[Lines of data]
--- start ---

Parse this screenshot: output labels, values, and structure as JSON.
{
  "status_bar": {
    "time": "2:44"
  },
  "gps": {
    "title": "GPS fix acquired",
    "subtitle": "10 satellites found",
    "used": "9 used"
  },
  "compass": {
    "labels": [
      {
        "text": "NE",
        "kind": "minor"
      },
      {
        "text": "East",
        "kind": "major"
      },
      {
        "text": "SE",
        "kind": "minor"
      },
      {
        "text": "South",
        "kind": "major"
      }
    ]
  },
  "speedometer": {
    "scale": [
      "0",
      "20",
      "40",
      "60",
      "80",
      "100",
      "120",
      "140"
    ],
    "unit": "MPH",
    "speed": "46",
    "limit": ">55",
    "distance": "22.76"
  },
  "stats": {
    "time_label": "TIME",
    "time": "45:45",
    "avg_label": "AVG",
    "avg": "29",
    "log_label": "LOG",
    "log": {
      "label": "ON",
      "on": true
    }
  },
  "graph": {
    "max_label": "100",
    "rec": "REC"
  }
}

--- end ---

- What is expected
Please output the entire listing exactly as it stands.

- Exercise response
Parse this screenshot: output labels, values, and structure as JSON.
{
  "status_bar": {
    "time": "2:44"
  },
  "gps": {
    "title": "GPS fix acquired",
    "subtitle": "10 satellites found",
    "used": "9 used"
  },
  "compass": {
    "labels": [
      {
        "text": "NE",
        "kind": "minor"
      },
      {
        "text": "East",
        "kind": "major"
      },
      {
        "text": "SE",
        "kind": "minor"
      },
      {
        "text": "South",
        "kind": "major"
      }
    ]
  },
  "speedometer": {
    "scale": [
      "0",
      "20",
      "40",
      "60",
      "80",
      "100",
      "120",
      "140"
    ],
    "unit": "MPH",
    "speed": "46",
    "limit": ">55",
    "distance": "22.76"
  },
  "stats": {
    "time_label": "TIME",
    "time": "45:45",
    "avg_label": "AVG",
    "avg": "29",
    "log_label": "LOG",
    "log": {
      "label": "ON",
      "on": true
    }
  },
  "graph": {
    "max_label": "100",
    "rec": "REC"
  }
}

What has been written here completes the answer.